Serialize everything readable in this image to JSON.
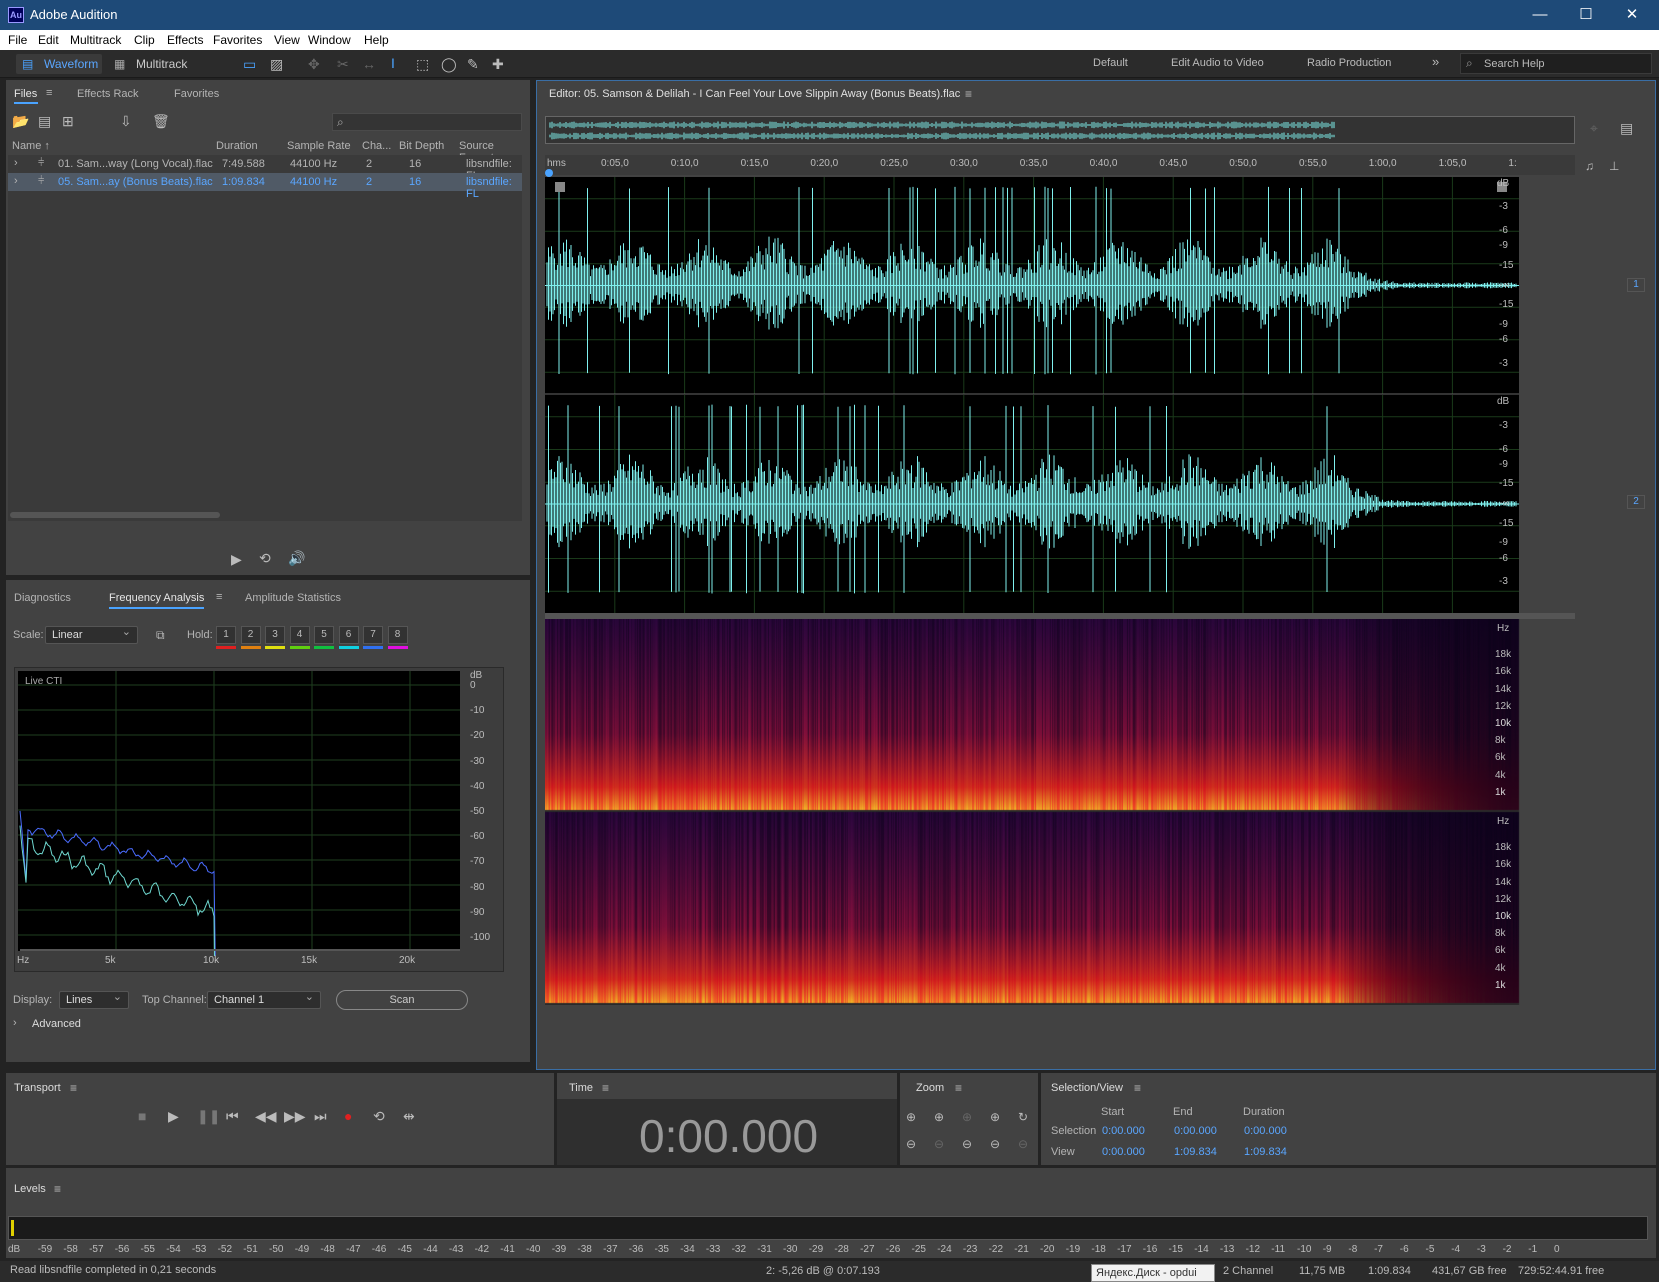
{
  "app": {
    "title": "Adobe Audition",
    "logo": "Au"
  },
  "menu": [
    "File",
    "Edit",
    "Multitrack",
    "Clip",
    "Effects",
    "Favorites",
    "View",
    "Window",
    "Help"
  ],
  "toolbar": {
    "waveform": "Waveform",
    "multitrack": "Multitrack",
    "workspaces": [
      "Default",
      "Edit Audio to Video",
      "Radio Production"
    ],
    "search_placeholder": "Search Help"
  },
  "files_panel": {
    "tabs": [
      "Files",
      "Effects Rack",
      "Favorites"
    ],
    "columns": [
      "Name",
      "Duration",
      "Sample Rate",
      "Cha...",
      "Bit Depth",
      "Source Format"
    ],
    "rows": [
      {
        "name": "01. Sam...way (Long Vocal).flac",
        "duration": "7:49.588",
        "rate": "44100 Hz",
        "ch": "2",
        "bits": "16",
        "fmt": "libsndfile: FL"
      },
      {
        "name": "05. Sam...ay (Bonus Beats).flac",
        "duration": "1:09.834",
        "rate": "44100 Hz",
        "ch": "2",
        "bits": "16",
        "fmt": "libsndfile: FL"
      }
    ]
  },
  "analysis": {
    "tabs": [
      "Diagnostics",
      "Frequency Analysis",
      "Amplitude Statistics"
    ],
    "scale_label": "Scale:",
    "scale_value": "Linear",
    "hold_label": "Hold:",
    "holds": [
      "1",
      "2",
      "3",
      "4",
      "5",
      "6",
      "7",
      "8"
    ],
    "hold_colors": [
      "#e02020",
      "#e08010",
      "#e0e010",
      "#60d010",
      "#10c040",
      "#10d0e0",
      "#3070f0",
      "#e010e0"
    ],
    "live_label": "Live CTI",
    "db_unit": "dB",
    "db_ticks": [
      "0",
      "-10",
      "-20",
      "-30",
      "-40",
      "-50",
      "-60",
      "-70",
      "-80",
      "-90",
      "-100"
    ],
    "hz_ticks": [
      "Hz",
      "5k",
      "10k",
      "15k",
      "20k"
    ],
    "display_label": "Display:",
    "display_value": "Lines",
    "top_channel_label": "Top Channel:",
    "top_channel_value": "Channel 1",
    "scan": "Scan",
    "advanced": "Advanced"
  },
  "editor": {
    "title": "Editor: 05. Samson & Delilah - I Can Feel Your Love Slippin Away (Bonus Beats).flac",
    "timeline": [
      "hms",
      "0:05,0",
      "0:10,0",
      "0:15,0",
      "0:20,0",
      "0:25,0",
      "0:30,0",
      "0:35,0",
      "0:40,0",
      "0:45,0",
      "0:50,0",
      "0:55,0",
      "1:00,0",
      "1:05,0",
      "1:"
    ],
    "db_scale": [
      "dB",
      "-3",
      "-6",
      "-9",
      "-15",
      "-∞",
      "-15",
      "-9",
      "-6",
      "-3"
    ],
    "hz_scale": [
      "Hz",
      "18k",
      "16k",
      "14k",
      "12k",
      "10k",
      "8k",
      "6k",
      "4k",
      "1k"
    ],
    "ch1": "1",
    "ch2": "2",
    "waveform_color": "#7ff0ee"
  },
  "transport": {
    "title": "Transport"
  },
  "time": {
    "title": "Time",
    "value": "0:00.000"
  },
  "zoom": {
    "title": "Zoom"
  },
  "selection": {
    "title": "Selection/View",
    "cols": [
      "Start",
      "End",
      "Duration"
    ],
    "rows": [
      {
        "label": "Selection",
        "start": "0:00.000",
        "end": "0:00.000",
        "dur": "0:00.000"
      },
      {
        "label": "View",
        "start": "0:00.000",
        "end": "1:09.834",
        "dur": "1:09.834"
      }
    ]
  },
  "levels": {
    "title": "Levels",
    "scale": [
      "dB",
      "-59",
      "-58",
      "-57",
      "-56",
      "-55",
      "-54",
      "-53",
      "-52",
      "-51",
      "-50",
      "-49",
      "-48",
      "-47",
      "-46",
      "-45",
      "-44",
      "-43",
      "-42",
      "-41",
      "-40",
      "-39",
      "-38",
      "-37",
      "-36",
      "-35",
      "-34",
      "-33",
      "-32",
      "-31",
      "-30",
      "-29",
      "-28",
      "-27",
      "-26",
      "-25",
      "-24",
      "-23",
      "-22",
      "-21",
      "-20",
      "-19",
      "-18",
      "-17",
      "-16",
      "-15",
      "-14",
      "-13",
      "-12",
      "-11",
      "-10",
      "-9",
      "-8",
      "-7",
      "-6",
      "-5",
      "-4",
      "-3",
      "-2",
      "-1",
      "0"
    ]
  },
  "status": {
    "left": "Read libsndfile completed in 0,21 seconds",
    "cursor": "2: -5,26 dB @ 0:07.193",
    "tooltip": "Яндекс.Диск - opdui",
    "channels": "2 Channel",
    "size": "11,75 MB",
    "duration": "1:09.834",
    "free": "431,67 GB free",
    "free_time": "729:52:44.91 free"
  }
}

########################################

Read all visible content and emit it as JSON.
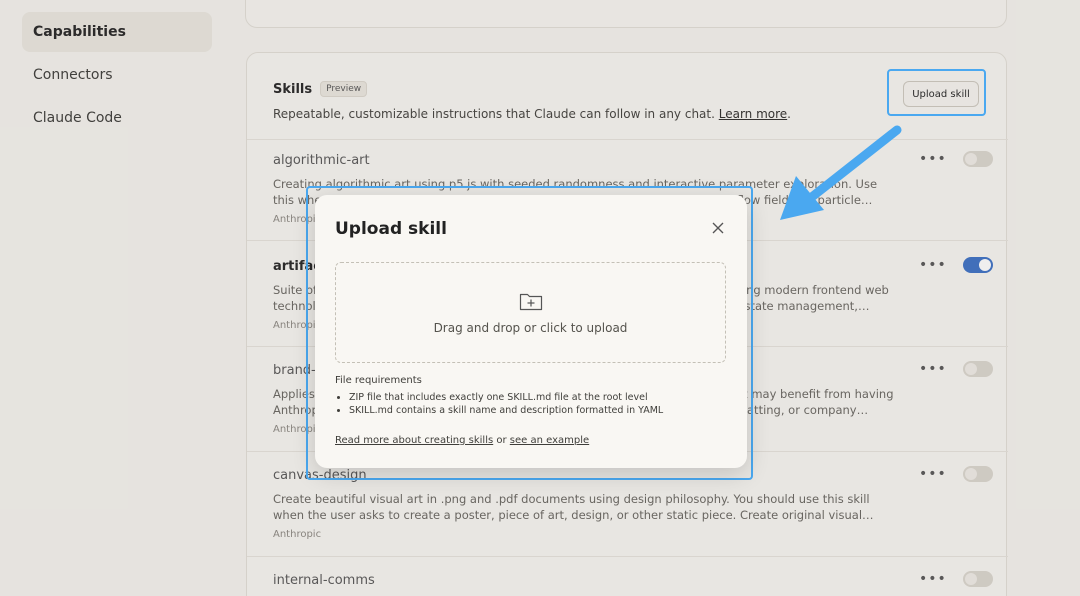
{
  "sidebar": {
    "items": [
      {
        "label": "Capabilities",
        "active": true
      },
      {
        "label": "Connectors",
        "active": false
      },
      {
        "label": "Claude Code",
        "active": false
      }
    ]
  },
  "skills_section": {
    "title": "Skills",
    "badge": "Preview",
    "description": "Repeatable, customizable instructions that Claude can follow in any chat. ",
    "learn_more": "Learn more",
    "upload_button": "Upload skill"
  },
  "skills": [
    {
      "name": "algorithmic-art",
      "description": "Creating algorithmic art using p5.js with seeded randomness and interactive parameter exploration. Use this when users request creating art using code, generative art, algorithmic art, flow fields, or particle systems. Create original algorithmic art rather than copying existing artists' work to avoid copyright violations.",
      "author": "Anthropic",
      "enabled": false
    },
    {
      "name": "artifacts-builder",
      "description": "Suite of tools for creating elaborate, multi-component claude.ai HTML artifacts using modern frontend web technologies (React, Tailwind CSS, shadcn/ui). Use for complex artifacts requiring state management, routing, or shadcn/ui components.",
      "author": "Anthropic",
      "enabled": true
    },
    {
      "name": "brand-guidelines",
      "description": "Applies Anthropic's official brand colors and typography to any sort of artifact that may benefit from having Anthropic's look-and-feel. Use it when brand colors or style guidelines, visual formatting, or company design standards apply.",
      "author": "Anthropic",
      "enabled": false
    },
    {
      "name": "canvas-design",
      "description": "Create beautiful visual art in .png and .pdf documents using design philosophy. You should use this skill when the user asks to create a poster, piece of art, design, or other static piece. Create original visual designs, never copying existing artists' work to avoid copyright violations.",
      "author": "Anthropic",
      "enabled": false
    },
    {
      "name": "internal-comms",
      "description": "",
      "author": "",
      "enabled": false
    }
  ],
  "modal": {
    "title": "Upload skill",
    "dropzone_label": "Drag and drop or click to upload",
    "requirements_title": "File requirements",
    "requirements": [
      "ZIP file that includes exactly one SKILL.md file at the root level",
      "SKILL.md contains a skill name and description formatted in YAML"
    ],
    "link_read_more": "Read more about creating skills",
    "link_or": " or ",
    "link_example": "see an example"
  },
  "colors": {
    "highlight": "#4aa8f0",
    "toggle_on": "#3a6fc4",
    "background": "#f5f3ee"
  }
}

########################################

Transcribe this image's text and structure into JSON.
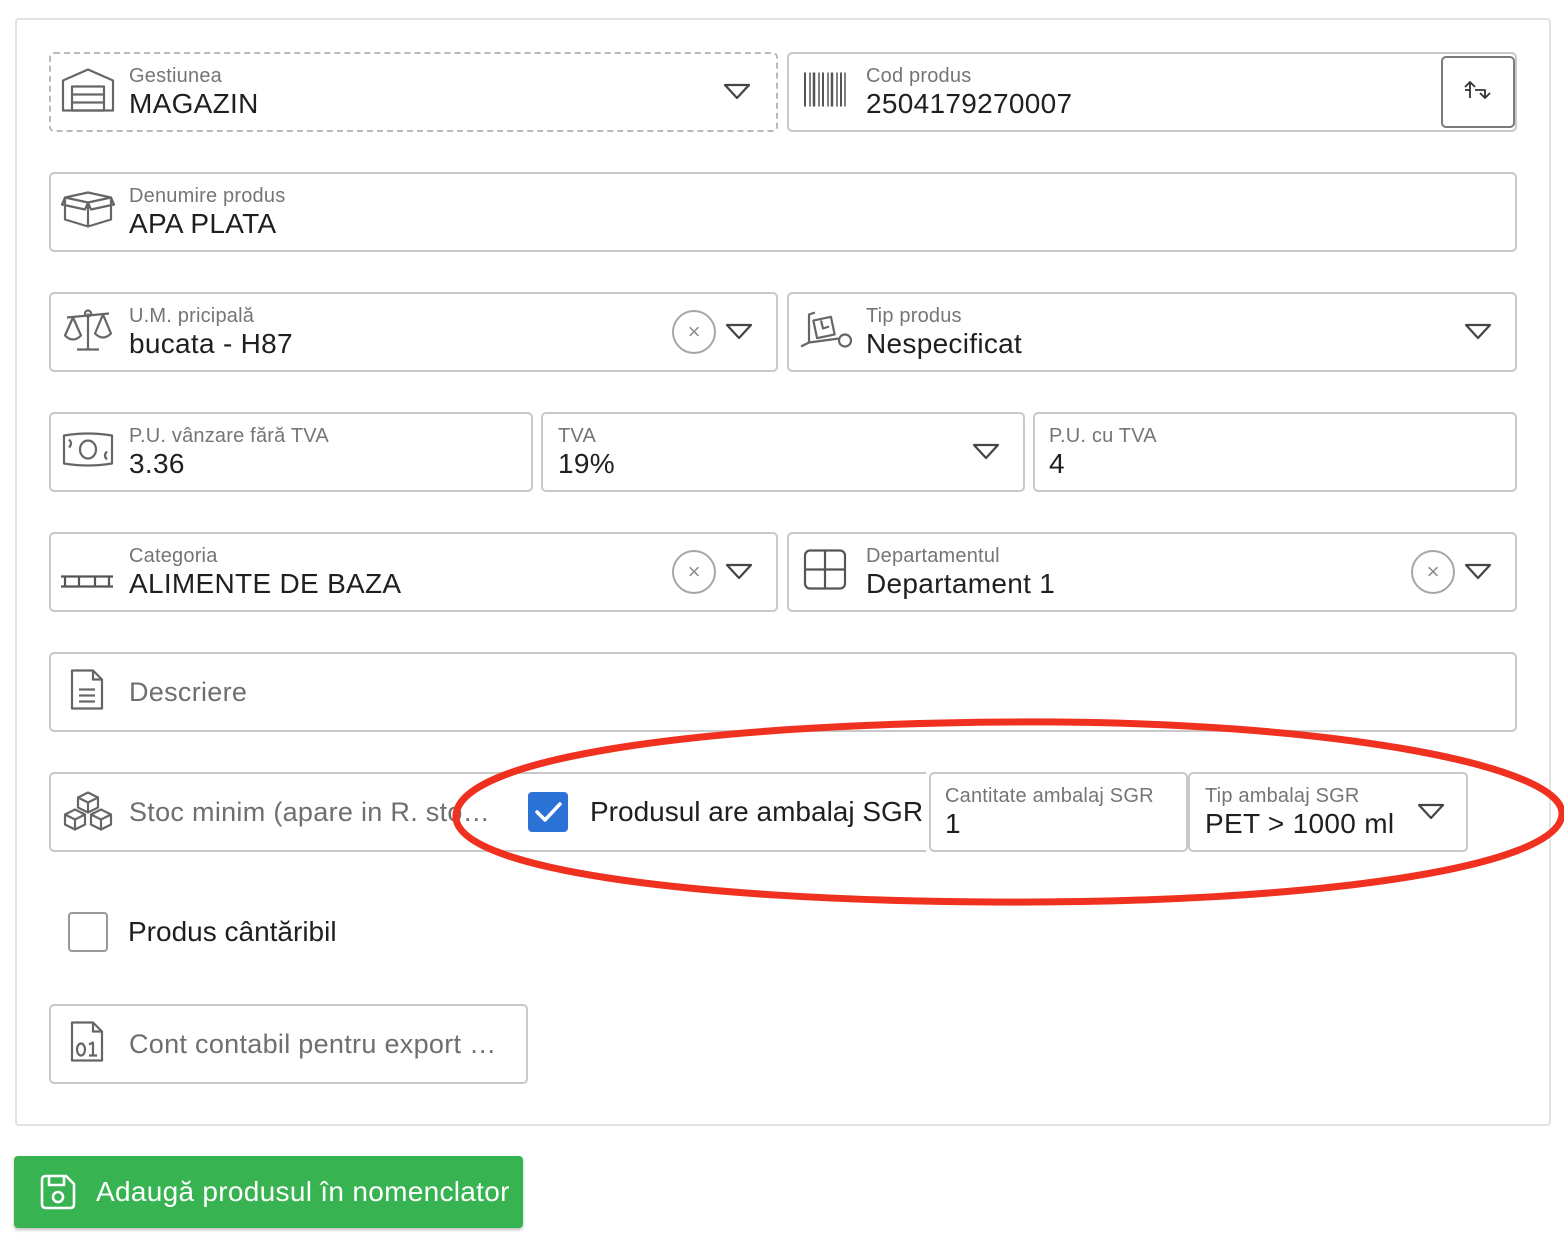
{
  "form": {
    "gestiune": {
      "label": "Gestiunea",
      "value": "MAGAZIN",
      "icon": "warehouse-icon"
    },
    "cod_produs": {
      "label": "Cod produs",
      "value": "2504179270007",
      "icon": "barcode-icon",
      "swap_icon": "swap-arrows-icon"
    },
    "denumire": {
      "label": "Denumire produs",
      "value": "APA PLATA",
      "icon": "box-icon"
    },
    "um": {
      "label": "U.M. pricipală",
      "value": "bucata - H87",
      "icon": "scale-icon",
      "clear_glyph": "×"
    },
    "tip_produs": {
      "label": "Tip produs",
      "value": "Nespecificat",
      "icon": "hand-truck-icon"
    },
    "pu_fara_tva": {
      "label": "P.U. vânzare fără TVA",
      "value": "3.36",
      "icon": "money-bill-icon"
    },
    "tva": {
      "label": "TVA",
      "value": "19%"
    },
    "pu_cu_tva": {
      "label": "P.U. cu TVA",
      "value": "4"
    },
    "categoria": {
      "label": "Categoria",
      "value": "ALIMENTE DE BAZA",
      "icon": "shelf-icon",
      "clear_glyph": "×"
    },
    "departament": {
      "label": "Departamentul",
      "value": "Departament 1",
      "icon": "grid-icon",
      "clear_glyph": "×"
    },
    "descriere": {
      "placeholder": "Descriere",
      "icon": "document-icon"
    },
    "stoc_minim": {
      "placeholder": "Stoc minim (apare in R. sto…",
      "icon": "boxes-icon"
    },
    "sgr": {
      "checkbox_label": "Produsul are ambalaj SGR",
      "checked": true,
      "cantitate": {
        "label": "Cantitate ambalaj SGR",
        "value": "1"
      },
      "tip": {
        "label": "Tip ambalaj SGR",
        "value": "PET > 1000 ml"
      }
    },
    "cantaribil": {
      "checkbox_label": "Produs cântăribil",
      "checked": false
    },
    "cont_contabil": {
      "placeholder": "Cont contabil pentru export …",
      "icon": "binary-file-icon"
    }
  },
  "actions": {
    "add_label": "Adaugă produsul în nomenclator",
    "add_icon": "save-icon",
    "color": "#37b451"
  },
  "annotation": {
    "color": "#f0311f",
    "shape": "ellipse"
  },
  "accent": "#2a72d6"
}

########################################

### Problem statement
Say how many lines in the listing above include "this". Give nothing but the number.

### Answer for the task
4